### Task objective:
Work out how many lines of the listing hold "this", then state only that count.

------ Stored records ------

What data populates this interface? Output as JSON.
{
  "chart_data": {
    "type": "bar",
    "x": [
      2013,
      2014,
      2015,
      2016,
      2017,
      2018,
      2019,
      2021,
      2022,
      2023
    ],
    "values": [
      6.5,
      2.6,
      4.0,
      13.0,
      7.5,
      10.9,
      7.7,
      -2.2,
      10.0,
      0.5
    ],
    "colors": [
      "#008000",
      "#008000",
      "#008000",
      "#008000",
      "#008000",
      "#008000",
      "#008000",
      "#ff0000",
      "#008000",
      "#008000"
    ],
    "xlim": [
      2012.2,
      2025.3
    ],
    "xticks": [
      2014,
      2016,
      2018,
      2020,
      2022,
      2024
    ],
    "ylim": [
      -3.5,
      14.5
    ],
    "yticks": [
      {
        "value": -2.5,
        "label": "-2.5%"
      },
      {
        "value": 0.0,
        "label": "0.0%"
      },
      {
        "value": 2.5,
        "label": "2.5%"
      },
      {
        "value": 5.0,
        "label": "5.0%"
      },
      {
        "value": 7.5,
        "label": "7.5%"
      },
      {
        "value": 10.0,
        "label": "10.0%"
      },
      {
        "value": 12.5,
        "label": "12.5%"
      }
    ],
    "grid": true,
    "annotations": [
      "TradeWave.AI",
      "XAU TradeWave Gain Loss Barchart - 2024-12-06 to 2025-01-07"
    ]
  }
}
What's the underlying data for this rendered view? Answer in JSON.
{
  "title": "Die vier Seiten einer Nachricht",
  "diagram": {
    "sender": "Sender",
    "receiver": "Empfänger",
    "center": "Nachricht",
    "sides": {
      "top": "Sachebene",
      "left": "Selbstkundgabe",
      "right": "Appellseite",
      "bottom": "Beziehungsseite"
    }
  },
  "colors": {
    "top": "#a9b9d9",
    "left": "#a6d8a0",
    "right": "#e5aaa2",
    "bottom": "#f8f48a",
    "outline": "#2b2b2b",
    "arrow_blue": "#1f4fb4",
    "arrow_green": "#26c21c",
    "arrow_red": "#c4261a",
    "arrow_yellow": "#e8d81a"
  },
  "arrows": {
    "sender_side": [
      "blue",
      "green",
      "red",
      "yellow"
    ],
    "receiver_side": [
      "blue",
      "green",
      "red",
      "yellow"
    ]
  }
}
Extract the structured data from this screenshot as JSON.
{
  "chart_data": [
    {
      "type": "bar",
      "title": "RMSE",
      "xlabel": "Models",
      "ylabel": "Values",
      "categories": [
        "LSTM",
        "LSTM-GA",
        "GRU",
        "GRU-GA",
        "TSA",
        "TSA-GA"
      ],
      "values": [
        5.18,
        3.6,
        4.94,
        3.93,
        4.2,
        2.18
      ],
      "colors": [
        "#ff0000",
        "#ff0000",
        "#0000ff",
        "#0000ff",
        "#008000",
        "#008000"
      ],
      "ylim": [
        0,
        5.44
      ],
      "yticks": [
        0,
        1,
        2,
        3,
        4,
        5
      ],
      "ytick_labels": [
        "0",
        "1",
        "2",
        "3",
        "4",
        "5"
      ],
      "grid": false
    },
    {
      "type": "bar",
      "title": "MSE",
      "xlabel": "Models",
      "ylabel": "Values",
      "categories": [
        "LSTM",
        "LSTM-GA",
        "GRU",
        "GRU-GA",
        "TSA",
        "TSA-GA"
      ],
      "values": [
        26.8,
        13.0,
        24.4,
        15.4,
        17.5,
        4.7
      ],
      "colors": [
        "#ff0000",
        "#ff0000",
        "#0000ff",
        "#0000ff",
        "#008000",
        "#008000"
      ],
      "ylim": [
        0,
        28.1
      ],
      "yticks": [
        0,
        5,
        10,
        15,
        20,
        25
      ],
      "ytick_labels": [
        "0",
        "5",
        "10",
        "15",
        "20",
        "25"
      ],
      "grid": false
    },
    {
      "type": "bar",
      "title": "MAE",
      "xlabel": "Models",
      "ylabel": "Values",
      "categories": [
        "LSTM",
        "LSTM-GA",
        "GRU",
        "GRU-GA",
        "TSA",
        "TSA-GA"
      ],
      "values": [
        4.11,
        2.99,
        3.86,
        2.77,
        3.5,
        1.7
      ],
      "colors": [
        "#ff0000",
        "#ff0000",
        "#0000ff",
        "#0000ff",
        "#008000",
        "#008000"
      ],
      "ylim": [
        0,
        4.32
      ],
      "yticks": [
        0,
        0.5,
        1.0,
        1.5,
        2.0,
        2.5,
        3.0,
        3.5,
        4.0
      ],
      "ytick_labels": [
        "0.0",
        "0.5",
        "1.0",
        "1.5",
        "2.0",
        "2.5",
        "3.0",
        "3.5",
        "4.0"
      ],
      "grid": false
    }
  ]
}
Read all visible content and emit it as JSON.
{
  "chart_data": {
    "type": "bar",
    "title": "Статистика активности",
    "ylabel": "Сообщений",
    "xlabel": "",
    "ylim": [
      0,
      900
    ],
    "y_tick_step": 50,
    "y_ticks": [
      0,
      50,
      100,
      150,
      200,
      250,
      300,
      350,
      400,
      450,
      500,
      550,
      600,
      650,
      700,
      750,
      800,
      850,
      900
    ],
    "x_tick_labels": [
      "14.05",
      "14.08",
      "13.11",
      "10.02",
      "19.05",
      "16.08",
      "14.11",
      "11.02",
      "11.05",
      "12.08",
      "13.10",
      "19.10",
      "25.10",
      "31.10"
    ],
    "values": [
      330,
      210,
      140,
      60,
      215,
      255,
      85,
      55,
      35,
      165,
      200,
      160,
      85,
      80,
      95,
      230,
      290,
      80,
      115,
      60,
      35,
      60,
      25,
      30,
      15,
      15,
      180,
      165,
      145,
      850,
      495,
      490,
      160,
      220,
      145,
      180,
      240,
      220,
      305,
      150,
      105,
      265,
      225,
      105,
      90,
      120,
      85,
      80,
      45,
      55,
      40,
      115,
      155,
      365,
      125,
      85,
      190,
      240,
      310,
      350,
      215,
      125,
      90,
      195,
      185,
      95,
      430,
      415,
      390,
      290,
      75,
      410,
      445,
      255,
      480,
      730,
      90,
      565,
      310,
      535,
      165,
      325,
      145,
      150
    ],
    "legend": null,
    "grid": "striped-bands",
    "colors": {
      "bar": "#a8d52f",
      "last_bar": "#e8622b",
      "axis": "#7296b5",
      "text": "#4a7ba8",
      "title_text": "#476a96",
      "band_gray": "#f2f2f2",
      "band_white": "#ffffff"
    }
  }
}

------

### Reply:
3